*Objective*
Copy out all of the material exactly as presented.

*Stored records*
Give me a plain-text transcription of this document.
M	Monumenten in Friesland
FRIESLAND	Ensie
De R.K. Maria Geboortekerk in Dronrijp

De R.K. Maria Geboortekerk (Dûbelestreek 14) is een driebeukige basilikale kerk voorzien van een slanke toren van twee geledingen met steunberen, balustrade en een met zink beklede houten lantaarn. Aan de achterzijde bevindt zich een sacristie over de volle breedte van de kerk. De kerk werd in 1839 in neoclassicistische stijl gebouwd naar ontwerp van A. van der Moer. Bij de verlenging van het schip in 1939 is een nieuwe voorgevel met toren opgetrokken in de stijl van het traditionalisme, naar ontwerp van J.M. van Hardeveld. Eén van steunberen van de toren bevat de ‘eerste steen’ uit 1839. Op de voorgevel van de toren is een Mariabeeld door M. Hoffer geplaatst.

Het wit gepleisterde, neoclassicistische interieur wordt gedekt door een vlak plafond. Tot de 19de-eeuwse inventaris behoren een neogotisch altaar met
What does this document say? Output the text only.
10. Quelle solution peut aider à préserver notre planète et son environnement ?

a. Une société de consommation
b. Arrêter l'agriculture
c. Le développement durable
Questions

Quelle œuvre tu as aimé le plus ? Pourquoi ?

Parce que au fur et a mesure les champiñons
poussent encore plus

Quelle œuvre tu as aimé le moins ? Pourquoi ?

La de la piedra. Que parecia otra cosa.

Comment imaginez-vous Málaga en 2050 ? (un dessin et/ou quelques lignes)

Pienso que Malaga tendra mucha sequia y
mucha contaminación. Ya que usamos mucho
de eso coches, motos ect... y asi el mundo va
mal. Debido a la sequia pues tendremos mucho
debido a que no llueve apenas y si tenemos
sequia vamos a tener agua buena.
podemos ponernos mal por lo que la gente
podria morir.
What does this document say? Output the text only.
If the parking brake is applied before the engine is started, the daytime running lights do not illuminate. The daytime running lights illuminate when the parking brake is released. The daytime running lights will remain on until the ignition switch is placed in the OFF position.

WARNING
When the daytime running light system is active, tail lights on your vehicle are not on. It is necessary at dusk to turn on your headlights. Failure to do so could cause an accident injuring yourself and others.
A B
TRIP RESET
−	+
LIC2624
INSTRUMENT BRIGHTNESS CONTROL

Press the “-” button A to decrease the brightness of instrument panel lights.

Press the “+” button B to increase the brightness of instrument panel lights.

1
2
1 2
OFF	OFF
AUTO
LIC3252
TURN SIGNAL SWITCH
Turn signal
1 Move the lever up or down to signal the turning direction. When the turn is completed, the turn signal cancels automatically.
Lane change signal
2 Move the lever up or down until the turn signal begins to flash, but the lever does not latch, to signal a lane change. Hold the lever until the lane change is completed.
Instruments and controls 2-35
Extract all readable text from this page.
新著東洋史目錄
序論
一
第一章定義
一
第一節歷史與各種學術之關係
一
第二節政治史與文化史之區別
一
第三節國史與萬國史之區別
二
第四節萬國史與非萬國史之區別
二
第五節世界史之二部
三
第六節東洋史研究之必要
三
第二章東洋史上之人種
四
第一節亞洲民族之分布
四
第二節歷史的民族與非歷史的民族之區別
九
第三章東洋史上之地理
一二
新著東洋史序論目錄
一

*Problem solution*
Give me a plain-text transcription of this document.
M	Monumenten in Friesland
FRIESLAND	Ensie
De R.K. Maria Geboortekerk in Dronrijp

De R.K. Maria Geboortekerk (Dûbelestreek 14) is een driebeukige basilikale kerk voorzien van een slanke toren van twee geledingen met steunberen, balustrade en een met zink beklede houten lantaarn. Aan de achterzijde bevindt zich een sacristie over de volle breedte van de kerk. De kerk werd in 1839 in neoclassicistische stijl gebouwd naar ontwerp van A. van der Moer. Bij de verlenging van het schip in 1939 is een nieuwe voorgevel met toren opgetrokken in de stijl van het traditionalisme, naar ontwerp van J.M. van Hardeveld. Eén van steunberen van de toren bevat de ‘eerste steen’ uit 1839. Op de voorgevel van de toren is een Mariabeeld door M. Hoffer geplaatst.

Het wit gepleisterde, neoclassicistische interieur wordt gedekt door een vlak plafond. Tot de 19de-eeuwse inventaris behoren een neogotisch altaar met
What does this document say? Output the text only.
10. Quelle solution peut aider à préserver notre planète et son environnement ?

a. Une société de consommation
b. Arrêter l'agriculture
c. Le développement durable
Questions

Quelle œuvre tu as aimé le plus ? Pourquoi ?

Parce que au fur et a mesure les champiñons
poussent encore plus

Quelle œuvre tu as aimé le moins ? Pourquoi ?

La de la piedra. Que parecia otra cosa.

Comment imaginez-vous Málaga en 2050 ? (un dessin et/ou quelques lignes)

Pienso que Malaga tendra mucha sequia y
mucha contaminación. Ya que usamos mucho
de eso coches, motos ect... y asi el mundo va
mal. Debido a la sequia pues tendremos mucho
debido a que no llueve apenas y si tenemos
sequia vamos a tener agua buena.
podemos ponernos mal por lo que la gente
podria morir.
What does this document say? Output the text only.
If the parking brake is applied before the engine is started, the daytime running lights do not illuminate. The daytime running lights illuminate when the parking brake is released. The daytime running lights will remain on until the ignition switch is placed in the OFF position.

WARNING
When the daytime running light system is active, tail lights on your vehicle are not on. It is necessary at dusk to turn on your headlights. Failure to do so could cause an accident injuring yourself and others.
A B
TRIP RESET
−	+
LIC2624
INSTRUMENT BRIGHTNESS CONTROL

Press the “-” button A to decrease the brightness of instrument panel lights.

Press the “+” button B to increase the brightness of instrument panel lights.

1
2
1 2
OFF	OFF
AUTO
LIC3252
TURN SIGNAL SWITCH
Turn signal
1 Move the lever up or down to signal the turning direction. When the turn is completed, the turn signal cancels automatically.
Lane change signal
2 Move the lever up or down until the turn signal begins to flash, but the lever does not latch, to signal a lane change. Hold the lever until the lane change is completed.
Instruments and controls 2-35
Extract all readable text from this page.
新著東洋史目錄
序論
一
第一章定義
一
第一節歷史與各種學術之關係
一
第二節政治史與文化史之區別
一
第三節國史與萬國史之區別
二
第四節萬國史與非萬國史之區別
二
第五節世界史之二部
三
第六節東洋史研究之必要
三
第二章東洋史上之人種
四
第一節亞洲民族之分布
四
第二節歷史的民族與非歷史的民族之區別
九
第三章東洋史上之地理
一二
新著東洋史序論目錄
一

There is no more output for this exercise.